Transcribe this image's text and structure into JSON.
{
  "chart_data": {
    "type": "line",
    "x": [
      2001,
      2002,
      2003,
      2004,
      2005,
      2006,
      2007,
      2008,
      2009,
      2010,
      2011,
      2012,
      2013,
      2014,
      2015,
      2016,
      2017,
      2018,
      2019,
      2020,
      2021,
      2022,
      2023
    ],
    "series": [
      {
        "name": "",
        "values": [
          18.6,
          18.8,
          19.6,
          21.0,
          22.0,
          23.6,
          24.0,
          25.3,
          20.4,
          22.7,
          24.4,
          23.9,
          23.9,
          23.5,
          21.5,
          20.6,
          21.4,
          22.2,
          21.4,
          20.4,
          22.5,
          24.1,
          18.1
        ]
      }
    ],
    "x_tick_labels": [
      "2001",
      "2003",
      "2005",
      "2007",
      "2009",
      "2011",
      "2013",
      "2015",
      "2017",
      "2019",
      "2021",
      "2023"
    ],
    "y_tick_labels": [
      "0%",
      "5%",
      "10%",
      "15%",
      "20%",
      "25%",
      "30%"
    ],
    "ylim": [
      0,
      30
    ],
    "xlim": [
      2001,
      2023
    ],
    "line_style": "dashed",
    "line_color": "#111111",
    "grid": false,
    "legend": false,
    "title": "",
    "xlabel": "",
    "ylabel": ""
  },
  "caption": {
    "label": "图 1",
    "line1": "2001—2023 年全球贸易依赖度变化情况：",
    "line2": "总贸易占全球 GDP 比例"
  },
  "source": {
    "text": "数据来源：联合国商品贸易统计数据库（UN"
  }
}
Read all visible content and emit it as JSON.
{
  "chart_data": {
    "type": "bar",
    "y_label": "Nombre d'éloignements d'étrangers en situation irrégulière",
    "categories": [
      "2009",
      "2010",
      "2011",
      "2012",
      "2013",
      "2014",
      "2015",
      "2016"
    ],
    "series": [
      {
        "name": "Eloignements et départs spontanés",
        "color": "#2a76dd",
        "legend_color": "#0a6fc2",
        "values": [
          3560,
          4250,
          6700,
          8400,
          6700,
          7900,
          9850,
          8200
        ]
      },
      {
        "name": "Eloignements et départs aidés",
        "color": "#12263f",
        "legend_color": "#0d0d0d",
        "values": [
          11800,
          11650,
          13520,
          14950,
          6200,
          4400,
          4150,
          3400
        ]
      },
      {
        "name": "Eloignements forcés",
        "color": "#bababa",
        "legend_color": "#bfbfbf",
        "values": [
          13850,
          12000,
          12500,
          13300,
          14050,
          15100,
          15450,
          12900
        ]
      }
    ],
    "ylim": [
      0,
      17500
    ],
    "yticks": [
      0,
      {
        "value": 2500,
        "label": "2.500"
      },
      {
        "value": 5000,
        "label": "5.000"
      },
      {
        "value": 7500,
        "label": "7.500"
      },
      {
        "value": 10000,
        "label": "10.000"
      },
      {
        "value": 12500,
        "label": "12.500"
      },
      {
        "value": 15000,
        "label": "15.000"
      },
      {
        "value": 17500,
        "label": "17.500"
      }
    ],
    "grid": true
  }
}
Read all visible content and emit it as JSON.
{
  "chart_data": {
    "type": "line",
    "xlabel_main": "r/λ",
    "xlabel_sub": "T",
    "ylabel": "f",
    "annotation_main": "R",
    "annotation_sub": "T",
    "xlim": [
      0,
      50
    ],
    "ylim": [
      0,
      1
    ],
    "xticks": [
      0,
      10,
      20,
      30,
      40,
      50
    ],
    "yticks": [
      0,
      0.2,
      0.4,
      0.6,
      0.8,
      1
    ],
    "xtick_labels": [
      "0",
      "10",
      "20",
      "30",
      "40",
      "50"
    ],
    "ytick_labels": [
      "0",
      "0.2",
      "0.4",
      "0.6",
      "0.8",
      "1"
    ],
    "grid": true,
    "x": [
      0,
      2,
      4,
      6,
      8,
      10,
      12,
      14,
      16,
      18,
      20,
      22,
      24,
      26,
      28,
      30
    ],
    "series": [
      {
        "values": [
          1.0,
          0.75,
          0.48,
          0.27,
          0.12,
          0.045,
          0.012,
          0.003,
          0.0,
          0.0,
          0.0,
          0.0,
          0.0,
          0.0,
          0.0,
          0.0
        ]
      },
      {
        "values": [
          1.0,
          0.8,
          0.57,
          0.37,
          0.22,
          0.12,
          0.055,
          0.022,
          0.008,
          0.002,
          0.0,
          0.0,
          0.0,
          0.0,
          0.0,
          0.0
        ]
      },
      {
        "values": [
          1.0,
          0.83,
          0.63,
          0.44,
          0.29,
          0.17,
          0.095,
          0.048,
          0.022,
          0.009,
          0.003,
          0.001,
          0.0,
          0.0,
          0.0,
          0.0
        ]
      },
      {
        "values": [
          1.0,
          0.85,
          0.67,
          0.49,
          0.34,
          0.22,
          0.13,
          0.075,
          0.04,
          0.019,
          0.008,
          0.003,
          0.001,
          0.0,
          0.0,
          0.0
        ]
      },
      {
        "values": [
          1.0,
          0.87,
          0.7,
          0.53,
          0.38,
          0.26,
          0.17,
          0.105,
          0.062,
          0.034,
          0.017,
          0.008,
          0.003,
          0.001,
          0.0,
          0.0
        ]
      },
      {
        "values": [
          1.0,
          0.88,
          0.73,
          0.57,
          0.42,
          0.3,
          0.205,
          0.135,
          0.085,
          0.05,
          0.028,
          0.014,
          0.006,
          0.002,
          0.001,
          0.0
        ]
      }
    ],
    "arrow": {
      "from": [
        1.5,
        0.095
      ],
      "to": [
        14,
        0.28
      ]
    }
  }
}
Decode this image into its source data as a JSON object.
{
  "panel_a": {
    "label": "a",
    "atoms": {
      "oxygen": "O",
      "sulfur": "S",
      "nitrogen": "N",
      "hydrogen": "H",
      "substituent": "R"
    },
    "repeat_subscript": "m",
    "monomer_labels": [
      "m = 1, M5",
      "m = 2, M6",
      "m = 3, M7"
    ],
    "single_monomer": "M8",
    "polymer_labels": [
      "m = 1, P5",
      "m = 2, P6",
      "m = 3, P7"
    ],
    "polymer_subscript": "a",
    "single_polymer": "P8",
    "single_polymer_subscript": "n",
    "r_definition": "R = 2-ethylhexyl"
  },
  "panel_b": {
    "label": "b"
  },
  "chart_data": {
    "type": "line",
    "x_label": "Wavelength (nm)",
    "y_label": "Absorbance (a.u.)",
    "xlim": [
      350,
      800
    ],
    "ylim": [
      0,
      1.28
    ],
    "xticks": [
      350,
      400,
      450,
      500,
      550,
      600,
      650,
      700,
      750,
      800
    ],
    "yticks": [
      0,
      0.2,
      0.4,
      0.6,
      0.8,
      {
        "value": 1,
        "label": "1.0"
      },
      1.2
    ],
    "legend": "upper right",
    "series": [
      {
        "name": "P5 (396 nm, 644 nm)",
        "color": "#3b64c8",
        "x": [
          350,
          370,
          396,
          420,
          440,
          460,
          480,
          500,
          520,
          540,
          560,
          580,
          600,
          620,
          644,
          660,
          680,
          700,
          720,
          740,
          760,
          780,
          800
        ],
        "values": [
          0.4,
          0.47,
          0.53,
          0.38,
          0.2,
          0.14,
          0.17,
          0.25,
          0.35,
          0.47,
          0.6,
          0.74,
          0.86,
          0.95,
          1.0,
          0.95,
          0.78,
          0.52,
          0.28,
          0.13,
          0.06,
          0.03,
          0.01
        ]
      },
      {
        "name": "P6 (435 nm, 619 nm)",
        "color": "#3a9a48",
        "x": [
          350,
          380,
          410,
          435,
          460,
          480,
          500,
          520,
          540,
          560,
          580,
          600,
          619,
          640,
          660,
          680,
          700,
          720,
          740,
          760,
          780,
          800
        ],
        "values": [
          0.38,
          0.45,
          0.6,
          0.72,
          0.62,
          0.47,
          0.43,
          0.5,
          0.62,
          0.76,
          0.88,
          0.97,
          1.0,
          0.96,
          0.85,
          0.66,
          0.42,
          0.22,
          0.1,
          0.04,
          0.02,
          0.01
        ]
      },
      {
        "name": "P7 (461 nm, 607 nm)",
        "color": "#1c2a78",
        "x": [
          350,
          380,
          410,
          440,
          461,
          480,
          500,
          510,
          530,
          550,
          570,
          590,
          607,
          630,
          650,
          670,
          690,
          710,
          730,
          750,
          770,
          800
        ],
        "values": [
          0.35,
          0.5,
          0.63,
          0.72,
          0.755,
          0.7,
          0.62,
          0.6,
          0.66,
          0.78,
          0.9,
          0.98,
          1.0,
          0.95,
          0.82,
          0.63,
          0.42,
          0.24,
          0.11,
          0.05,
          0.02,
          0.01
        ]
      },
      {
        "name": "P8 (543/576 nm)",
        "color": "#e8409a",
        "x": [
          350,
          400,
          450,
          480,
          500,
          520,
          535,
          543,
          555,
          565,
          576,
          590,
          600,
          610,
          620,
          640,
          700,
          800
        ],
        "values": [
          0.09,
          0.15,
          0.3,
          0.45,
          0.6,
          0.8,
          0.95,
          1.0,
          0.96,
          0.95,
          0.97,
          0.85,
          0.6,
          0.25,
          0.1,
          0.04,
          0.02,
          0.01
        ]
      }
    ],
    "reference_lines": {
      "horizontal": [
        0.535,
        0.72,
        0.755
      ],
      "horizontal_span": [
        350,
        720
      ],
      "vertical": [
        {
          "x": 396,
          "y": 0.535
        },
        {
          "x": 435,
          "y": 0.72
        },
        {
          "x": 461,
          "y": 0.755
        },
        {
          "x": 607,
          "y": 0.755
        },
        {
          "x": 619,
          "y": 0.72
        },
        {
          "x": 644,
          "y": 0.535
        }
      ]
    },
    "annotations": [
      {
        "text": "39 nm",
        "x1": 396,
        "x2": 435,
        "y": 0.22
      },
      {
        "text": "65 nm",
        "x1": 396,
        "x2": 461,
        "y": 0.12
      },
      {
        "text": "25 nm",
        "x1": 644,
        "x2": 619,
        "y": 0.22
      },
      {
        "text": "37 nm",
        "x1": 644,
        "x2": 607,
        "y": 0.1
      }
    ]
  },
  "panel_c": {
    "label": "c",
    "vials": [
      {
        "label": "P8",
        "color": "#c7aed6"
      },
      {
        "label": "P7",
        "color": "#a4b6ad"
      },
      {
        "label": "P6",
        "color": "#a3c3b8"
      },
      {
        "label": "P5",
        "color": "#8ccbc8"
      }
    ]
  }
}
========
→ WHAT NEEDS TO BE DONE: From the data, collect all lines where the string "text" appears.

→ SOLUTION TO THIS TASK:
Transcribe this image's text and structure into JSON.
    "text": "数据来源：联合国商品贸易统计数据库（UN"
        "text": "39 nm",
        "text": "65 nm",
        "text": "25 nm",
        "text": "37 nm",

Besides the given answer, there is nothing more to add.